All records are to be retyped faithfully and completely.
* BEGIN *
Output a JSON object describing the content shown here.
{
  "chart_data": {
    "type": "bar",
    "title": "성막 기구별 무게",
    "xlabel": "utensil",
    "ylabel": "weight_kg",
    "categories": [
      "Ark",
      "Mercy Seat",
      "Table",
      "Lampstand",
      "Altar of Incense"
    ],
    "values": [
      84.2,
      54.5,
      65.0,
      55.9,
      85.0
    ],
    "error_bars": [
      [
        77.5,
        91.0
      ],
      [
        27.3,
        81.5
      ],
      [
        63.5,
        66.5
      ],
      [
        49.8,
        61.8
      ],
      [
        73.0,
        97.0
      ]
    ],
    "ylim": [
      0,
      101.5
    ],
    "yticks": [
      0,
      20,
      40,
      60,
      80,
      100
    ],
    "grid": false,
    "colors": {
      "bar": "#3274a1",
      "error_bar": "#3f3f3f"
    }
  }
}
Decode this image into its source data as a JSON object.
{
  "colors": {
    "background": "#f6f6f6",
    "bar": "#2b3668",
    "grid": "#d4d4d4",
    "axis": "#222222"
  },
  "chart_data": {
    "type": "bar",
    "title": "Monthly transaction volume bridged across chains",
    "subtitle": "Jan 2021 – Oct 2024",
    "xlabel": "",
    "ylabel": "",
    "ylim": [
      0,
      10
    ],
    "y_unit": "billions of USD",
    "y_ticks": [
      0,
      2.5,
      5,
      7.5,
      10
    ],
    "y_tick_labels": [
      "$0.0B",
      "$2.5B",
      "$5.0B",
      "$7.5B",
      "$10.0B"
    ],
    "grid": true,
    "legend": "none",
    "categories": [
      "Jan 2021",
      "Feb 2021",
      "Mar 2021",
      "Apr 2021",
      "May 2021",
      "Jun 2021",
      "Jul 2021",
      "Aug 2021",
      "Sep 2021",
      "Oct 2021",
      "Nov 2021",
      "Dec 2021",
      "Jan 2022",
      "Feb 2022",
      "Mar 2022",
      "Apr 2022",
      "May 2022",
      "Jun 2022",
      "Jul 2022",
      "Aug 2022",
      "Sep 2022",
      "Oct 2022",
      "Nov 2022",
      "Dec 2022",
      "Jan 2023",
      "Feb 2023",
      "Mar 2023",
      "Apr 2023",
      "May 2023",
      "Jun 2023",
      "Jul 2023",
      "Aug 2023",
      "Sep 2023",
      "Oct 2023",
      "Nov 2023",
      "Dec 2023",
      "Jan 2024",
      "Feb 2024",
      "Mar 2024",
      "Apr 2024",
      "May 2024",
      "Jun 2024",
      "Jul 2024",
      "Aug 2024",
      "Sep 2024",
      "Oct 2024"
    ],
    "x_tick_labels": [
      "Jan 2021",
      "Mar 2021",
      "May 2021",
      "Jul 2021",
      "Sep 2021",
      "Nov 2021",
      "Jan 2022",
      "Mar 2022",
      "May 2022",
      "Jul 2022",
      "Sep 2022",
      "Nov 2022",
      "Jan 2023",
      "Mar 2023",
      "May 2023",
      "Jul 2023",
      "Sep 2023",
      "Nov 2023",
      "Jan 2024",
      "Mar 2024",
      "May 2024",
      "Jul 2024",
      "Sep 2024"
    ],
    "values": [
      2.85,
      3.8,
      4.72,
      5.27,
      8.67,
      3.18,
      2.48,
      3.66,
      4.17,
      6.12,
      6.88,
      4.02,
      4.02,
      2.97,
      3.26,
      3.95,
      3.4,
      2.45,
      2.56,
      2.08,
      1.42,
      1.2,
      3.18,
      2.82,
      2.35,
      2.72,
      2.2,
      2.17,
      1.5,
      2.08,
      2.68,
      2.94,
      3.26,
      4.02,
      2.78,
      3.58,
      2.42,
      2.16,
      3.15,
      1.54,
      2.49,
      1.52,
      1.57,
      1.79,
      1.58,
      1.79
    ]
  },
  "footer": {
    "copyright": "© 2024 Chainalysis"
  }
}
* END *
• _Response for this exercise_
Output a JSON object describing the content shown here.
{
  "chart_data": {
    "type": "bar",
    "title": "성막 기구별 무게",
    "xlabel": "utensil",
    "ylabel": "weight_kg",
    "categories": [
      "Ark",
      "Mercy Seat",
      "Table",
      "Lampstand",
      "Altar of Incense"
    ],
    "values": [
      84.2,
      54.5,
      65.0,
      55.9,
      85.0
    ],
    "error_bars": [
      [
        77.5,
        91.0
      ],
      [
        27.3,
        81.5
      ],
      [
        63.5,
        66.5
      ],
      [
        49.8,
        61.8
      ],
      [
        73.0,
        97.0
      ]
    ],
    "ylim": [
      0,
      101.5
    ],
    "yticks": [
      0,
      20,
      40,
      60,
      80,
      100
    ],
    "grid": false,
    "colors": {
      "bar": "#3274a1",
      "error_bar": "#3f3f3f"
    }
  }
}
Decode this image into its source data as a JSON object.
{
  "colors": {
    "background": "#f6f6f6",
    "bar": "#2b3668",
    "grid": "#d4d4d4",
    "axis": "#222222"
  },
  "chart_data": {
    "type": "bar",
    "title": "Monthly transaction volume bridged across chains",
    "subtitle": "Jan 2021 – Oct 2024",
    "xlabel": "",
    "ylabel": "",
    "ylim": [
      0,
      10
    ],
    "y_unit": "billions of USD",
    "y_ticks": [
      0,
      2.5,
      5,
      7.5,
      10
    ],
    "y_tick_labels": [
      "$0.0B",
      "$2.5B",
      "$5.0B",
      "$7.5B",
      "$10.0B"
    ],
    "grid": true,
    "legend": "none",
    "categories": [
      "Jan 2021",
      "Feb 2021",
      "Mar 2021",
      "Apr 2021",
      "May 2021",
      "Jun 2021",
      "Jul 2021",
      "Aug 2021",
      "Sep 2021",
      "Oct 2021",
      "Nov 2021",
      "Dec 2021",
      "Jan 2022",
      "Feb 2022",
      "Mar 2022",
      "Apr 2022",
      "May 2022",
      "Jun 2022",
      "Jul 2022",
      "Aug 2022",
      "Sep 2022",
      "Oct 2022",
      "Nov 2022",
      "Dec 2022",
      "Jan 2023",
      "Feb 2023",
      "Mar 2023",
      "Apr 2023",
      "May 2023",
      "Jun 2023",
      "Jul 2023",
      "Aug 2023",
      "Sep 2023",
      "Oct 2023",
      "Nov 2023",
      "Dec 2023",
      "Jan 2024",
      "Feb 2024",
      "Mar 2024",
      "Apr 2024",
      "May 2024",
      "Jun 2024",
      "Jul 2024",
      "Aug 2024",
      "Sep 2024",
      "Oct 2024"
    ],
    "x_tick_labels": [
      "Jan 2021",
      "Mar 2021",
      "May 2021",
      "Jul 2021",
      "Sep 2021",
      "Nov 2021",
      "Jan 2022",
      "Mar 2022",
      "May 2022",
      "Jul 2022",
      "Sep 2022",
      "Nov 2022",
      "Jan 2023",
      "Mar 2023",
      "May 2023",
      "Jul 2023",
      "Sep 2023",
      "Nov 2023",
      "Jan 2024",
      "Mar 2024",
      "May 2024",
      "Jul 2024",
      "Sep 2024"
    ],
    "values": [
      2.85,
      3.8,
      4.72,
      5.27,
      8.67,
      3.18,
      2.48,
      3.66,
      4.17,
      6.12,
      6.88,
      4.02,
      4.02,
      2.97,
      3.26,
      3.95,
      3.4,
      2.45,
      2.56,
      2.08,
      1.42,
      1.2,
      3.18,
      2.82,
      2.35,
      2.72,
      2.2,
      2.17,
      1.5,
      2.08,
      2.68,
      2.94,
      3.26,
      4.02,
      2.78,
      3.58,
      2.42,
      2.16,
      3.15,
      1.54,
      2.49,
      1.52,
      1.57,
      1.79,
      1.58,
      1.79
    ]
  },
  "footer": {
    "copyright": "© 2024 Chainalysis"
  }
}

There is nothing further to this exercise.